The objective of this study was to determine whether infliximab, an antitumor necrosis factor monoclonal antibody, is transferred in utero or through breast milk from nursing Crohn's disease patients to their newborns.


Crohn's disease most often occurs in women of childbearing age. Many of these women receive treatment for their disease, but are advised to terminate therapy while pregnant or nursing.


Three patients diagnosed with Crohn's disease who had a history of infliximab use during and after pregnancy were followed prospectively. Patients received 5-mg/kg infliximab at regular intervals until approximately gestational week 30, and resumed infliximab treatment within 3 to 14 days after giving birth. Serum samples from patients and children and breast milk samples were collected postpartum. The concentration of infliximab in the serum and milk samples was measured using an enzyme-linked immmunosorbent assay.
━━━━━━━━━━━━━━━━
◆ Task description ◆
Write the next part of the passage on infliximab transfer to newborns, starting after its last sentence. The records are separate material and have no connection to the passage on infliximab in nursing Crohn's disease patients.

◆ Supplied information ◆
━━━━━━━━━━━━━━━━
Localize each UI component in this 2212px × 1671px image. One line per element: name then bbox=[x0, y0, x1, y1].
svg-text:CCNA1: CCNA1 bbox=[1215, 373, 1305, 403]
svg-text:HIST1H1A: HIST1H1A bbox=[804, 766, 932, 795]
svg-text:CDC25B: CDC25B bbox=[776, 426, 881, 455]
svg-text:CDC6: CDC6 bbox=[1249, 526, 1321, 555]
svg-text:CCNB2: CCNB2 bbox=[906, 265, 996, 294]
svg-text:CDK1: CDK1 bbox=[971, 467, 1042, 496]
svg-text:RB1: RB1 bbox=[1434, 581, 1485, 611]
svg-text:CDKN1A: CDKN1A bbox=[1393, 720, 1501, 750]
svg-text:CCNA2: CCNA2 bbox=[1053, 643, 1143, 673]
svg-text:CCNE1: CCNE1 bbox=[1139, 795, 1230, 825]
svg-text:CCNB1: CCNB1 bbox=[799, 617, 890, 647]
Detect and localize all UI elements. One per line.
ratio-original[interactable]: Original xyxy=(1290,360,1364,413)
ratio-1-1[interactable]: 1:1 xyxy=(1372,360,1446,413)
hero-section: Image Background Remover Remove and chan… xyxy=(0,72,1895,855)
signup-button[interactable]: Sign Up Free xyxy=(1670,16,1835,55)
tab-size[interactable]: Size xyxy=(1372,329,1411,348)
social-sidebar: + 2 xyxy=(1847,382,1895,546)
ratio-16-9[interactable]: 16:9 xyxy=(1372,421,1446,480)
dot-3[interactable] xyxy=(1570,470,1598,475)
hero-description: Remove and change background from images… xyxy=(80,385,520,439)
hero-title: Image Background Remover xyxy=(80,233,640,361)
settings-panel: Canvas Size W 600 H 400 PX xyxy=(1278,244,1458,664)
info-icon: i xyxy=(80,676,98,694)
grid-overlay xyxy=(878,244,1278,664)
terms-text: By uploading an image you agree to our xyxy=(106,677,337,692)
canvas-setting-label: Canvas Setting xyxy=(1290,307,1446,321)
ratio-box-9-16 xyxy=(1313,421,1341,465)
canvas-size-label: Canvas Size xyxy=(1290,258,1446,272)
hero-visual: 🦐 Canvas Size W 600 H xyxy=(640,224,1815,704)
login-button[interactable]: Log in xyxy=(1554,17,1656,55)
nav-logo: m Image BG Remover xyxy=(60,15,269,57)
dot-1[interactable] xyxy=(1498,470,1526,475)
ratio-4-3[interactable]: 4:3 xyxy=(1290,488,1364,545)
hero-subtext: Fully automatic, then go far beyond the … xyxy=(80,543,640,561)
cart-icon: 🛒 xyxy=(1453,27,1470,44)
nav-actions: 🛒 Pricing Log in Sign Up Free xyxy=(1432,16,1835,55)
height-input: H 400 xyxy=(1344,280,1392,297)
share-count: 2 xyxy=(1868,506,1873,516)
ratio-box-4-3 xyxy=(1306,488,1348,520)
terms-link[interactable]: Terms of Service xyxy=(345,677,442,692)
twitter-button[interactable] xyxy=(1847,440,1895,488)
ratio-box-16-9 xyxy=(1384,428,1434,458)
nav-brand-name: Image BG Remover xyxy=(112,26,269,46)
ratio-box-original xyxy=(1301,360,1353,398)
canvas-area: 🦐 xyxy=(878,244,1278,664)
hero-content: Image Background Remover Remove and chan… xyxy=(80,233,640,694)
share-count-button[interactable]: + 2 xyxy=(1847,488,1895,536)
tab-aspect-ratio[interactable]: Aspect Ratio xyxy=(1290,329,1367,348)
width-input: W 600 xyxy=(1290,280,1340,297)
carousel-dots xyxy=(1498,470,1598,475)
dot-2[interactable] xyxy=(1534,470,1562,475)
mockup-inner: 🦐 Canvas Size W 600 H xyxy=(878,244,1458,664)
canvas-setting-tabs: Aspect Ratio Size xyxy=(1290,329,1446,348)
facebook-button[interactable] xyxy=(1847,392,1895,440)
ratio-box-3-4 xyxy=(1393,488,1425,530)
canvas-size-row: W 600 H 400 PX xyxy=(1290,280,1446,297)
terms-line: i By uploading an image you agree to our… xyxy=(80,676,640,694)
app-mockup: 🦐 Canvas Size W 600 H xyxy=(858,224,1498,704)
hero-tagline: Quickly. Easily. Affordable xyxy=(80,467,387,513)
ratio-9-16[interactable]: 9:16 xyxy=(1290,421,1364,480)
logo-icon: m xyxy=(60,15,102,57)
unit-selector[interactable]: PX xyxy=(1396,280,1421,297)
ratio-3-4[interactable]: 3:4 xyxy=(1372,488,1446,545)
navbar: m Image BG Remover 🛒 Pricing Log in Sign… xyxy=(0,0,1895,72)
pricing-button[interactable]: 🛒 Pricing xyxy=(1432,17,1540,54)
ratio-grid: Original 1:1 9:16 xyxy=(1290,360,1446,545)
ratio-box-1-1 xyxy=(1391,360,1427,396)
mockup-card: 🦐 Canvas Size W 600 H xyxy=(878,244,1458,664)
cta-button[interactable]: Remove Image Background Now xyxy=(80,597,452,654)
━━━━━━━━━━━━━━━━
◆ Task response ◆
The levels of infliximab detected in the mothers' serum samples postpartum were 74.27, 62.62, and 59.97 microg/mL, respectively. However, infliximab was undetectable (<0.10 microg/mL) in the sera of the newborn children. Likewise, infliximab was undetectable in the breast milk of the nursing mothers.


Infliximab was detected in the mothers' sera, but not in the breast milk of nursing mothers or in the sera of the breast-fed newborns. Data from this small series of patients suggest that infliximab was not transferred from mother to child, either in utero or through breast milk. These data suggest that mothers receiving infliximab should not be discouraged from nursing their children.